WHAT YOU HAVE TO DO:
For every line in the data below that contains "value", copy the line.

** start of DATASET **

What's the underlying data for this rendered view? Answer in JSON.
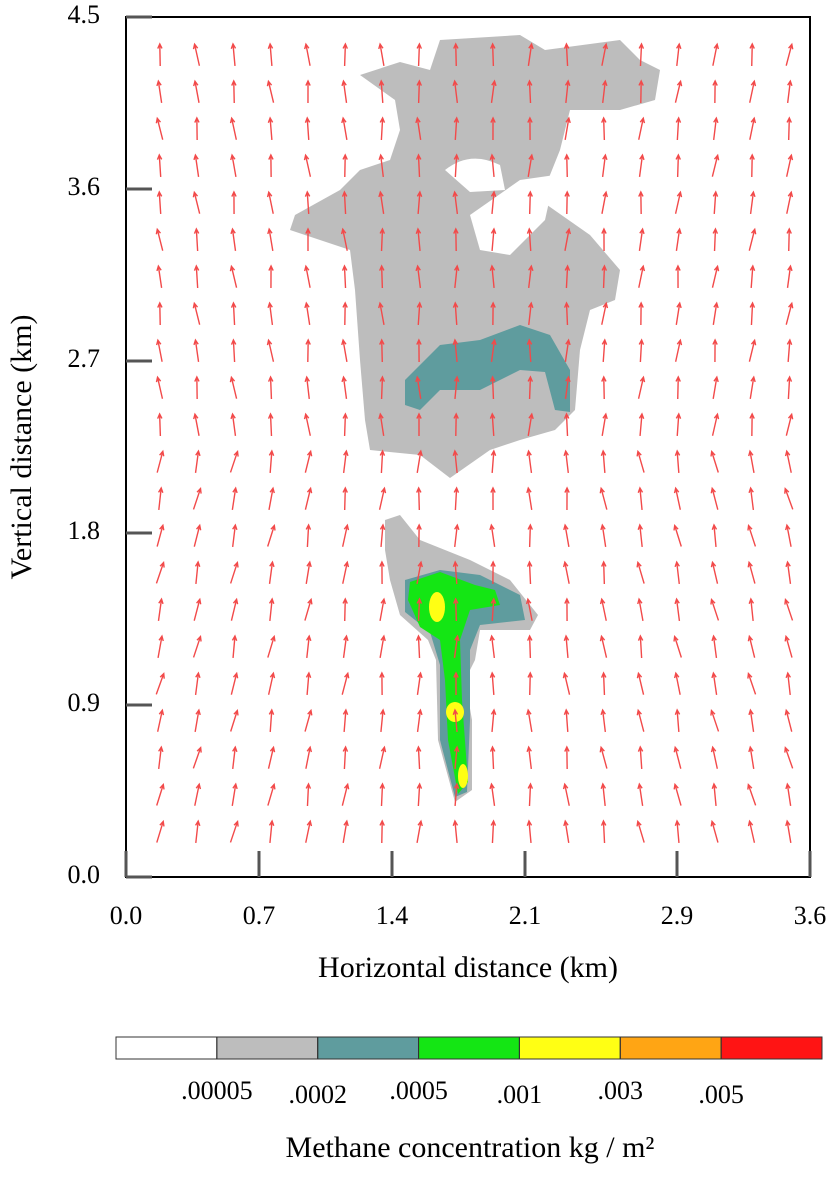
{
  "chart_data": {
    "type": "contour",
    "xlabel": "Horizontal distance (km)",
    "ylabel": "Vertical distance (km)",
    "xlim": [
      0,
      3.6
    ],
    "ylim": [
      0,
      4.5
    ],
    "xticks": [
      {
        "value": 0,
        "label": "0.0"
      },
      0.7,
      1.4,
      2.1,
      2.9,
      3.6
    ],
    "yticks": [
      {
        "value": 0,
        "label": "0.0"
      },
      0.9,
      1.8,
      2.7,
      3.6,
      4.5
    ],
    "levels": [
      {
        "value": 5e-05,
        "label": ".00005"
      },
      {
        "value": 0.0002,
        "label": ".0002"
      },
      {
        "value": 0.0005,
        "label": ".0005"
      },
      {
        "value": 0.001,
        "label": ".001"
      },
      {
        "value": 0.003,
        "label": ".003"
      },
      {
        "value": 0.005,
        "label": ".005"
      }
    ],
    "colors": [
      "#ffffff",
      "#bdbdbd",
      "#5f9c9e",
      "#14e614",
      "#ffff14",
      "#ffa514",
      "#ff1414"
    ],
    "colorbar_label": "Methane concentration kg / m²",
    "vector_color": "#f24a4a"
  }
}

** end of DATASET **

FINAL ANSWER:
        "value": 0,
        "value": 0,
        "value": 5e-05,
        "value": 0.0002,
        "value": 0.0005,
        "value": 0.001,
        "value": 0.003,
        "value": 0.005,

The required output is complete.